Could you copy, word for word, only the lines from the one containing "What text is on this page?" through the last line of the records below, both included?
[START OF RECORDS SUPPLIED]
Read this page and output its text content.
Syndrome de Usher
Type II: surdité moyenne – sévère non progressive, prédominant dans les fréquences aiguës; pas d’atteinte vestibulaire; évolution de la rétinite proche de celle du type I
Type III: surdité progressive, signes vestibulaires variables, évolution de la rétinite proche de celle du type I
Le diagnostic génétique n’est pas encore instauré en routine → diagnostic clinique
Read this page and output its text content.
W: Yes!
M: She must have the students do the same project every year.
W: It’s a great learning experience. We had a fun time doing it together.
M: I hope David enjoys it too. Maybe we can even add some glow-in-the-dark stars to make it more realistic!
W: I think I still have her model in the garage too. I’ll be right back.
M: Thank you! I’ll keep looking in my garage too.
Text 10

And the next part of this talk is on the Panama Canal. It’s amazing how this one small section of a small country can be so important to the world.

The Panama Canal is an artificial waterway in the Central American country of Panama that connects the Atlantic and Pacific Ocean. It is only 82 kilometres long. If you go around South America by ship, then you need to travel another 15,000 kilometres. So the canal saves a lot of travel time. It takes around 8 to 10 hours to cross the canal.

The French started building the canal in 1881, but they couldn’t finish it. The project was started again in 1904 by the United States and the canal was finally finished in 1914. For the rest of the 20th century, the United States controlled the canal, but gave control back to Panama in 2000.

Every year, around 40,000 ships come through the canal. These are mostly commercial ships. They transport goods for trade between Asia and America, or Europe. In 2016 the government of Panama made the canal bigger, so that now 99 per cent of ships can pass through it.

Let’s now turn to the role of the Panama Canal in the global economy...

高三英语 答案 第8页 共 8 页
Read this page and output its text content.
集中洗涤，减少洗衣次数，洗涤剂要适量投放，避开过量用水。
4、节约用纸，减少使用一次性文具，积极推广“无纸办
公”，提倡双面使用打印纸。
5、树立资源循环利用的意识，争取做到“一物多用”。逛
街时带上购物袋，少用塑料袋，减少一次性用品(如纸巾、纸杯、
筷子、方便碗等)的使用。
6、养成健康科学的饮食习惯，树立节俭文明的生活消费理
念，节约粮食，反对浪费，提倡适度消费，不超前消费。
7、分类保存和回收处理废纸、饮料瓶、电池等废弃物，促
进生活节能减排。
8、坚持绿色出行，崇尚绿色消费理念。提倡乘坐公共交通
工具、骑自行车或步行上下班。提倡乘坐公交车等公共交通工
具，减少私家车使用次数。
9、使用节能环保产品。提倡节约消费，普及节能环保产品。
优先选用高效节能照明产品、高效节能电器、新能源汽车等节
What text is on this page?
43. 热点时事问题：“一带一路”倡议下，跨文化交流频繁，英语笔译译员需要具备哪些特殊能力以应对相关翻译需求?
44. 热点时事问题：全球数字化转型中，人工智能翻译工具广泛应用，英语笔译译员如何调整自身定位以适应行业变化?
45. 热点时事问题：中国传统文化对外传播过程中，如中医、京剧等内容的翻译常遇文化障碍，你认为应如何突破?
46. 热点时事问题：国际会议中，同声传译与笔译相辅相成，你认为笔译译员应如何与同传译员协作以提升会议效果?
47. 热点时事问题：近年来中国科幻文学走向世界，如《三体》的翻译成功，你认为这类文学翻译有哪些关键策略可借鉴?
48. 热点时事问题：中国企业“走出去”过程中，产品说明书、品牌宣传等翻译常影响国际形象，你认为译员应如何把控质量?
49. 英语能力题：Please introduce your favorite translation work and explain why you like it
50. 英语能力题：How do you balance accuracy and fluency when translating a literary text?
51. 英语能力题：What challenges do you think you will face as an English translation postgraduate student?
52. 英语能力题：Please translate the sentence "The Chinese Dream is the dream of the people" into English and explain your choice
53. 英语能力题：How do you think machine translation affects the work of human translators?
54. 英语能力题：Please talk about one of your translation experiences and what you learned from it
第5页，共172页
[END OF RECORDS SUPPLIED]
- [SOLUTION]:
What text is on this page?
43. 热点时事问题：“一带一路”倡议下，跨文化交流频繁，英语笔译译员需要具备哪些特殊能力以应对相关翻译需求?
44. 热点时事问题：全球数字化转型中，人工智能翻译工具广泛应用，英语笔译译员如何调整自身定位以适应行业变化?
45. 热点时事问题：中国传统文化对外传播过程中，如中医、京剧等内容的翻译常遇文化障碍，你认为应如何突破?
46. 热点时事问题：国际会议中，同声传译与笔译相辅相成，你认为笔译译员应如何与同传译员协作以提升会议效果?
47. 热点时事问题：近年来中国科幻文学走向世界，如《三体》的翻译成功，你认为这类文学翻译有哪些关键策略可借鉴?
48. 热点时事问题：中国企业“走出去”过程中，产品说明书、品牌宣传等翻译常影响国际形象，你认为译员应如何把控质量?
49. 英语能力题：Please introduce your favorite translation work and explain why you like it
50. 英语能力题：How do you balance accuracy and fluency when translating a literary text?
51. 英语能力题：What challenges do you think you will face as an English translation postgraduate student?
52. 英语能力题：Please translate the sentence "The Chinese Dream is the dream of the people" into English and explain your choice
53. 英语能力题：How do you think machine translation affects the work of human translators?
54. 英语能力题：Please talk about one of your translation experiences and what you learned from it
第5页，共172页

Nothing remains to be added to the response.